» **WHAT YOU HAVE TO DO**
Copy out the listing that follows, exact in every word, and skip the images.

» **INFORMATION PROVIDED**
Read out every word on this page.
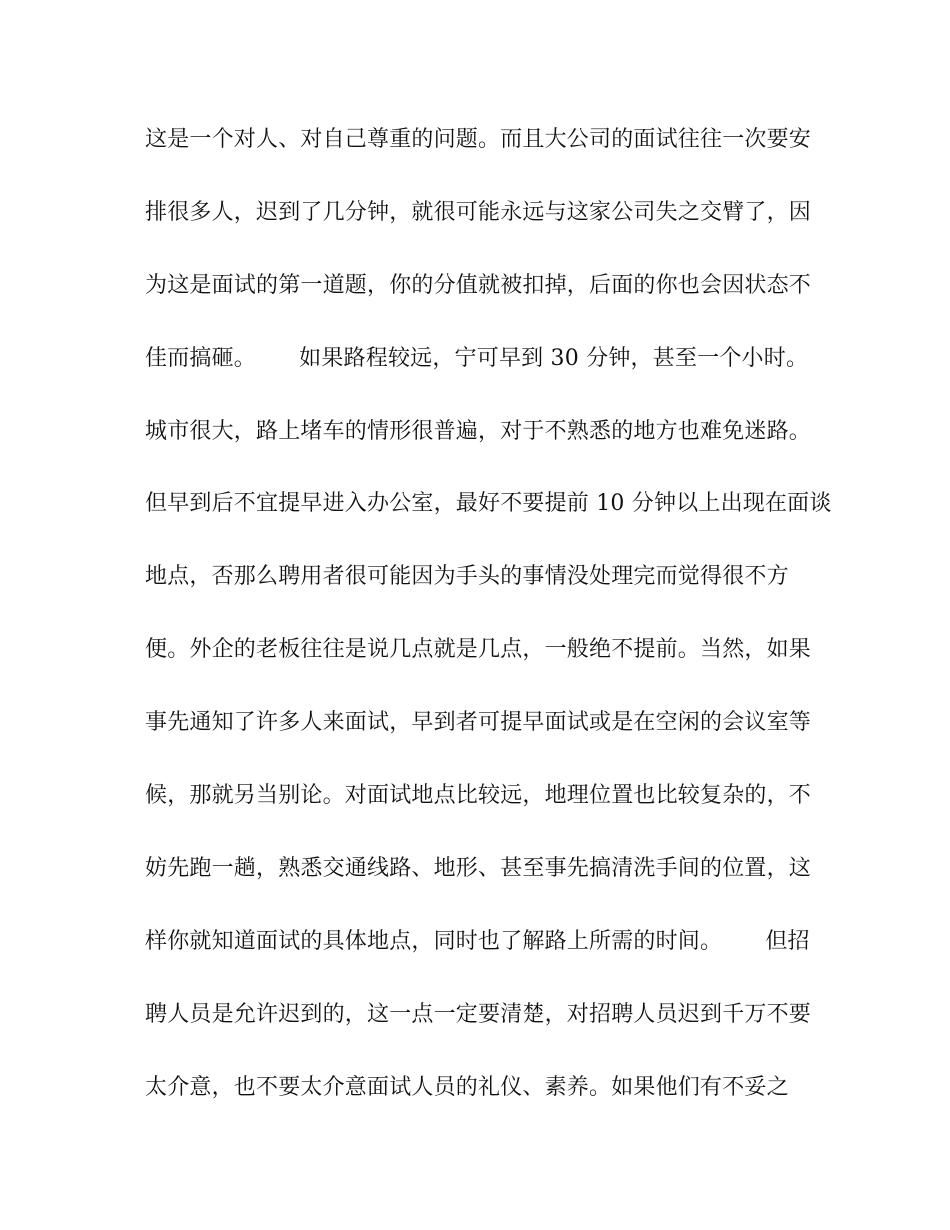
这是一个对人、对自己尊重的问题。而且大公司的面试往往一次要安
排很多人，迟到了几分钟，就很可能永远与这家公司失之交臂了，因
为这是面试的第一道题，你的分值就被扣掉，后面的你也会因状态不
佳而搞砸。      如果路程较远，宁可早到 30 分钟，甚至一个小时。
城市很大，路上堵车的情形很普遍，对于不熟悉的地方也难免迷路。
但早到后不宜提早进入办公室，最好不要提前 10 分钟以上出现在面谈
地点，否那么聘用者很可能因为手头的事情没处理完而觉得很不方
便。外企的老板往往是说几点就是几点，一般绝不提前。当然，如果
事先通知了许多人来面试，早到者可提早面试或是在空闲的会议室等
候，那就另当别论。对面试地点比较远，地理位置也比较复杂的，不
妨先跑一趟，熟悉交通线路、地形、甚至事先搞清洗手间的位置，这
样你就知道面试的具体地点，同时也了解路上所需的时间。      但招
聘人员是允许迟到的，这一点一定要清楚，对招聘人员迟到千万不要
太介意，也不要太介意面试人员的礼仪、素养。如果他们有不妥之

» **IN RESPONSE**
Read out every word on this page.
这是一个对人、对自己尊重的问题。而且大公司的面试往往一次要安
排很多人，迟到了几分钟，就很可能永远与这家公司失之交臂了，因
为这是面试的第一道题，你的分值就被扣掉，后面的你也会因状态不
佳而搞砸。      如果路程较远，宁可早到 30 分钟，甚至一个小时。
城市很大，路上堵车的情形很普遍，对于不熟悉的地方也难免迷路。
但早到后不宜提早进入办公室，最好不要提前 10 分钟以上出现在面谈
地点，否那么聘用者很可能因为手头的事情没处理完而觉得很不方
便。外企的老板往往是说几点就是几点，一般绝不提前。当然，如果
事先通知了许多人来面试，早到者可提早面试或是在空闲的会议室等
候，那就另当别论。对面试地点比较远，地理位置也比较复杂的，不
妨先跑一趟，熟悉交通线路、地形、甚至事先搞清洗手间的位置，这
样你就知道面试的具体地点，同时也了解路上所需的时间。      但招
聘人员是允许迟到的，这一点一定要清楚，对招聘人员迟到千万不要
太介意，也不要太介意面试人员的礼仪、素养。如果他们有不妥之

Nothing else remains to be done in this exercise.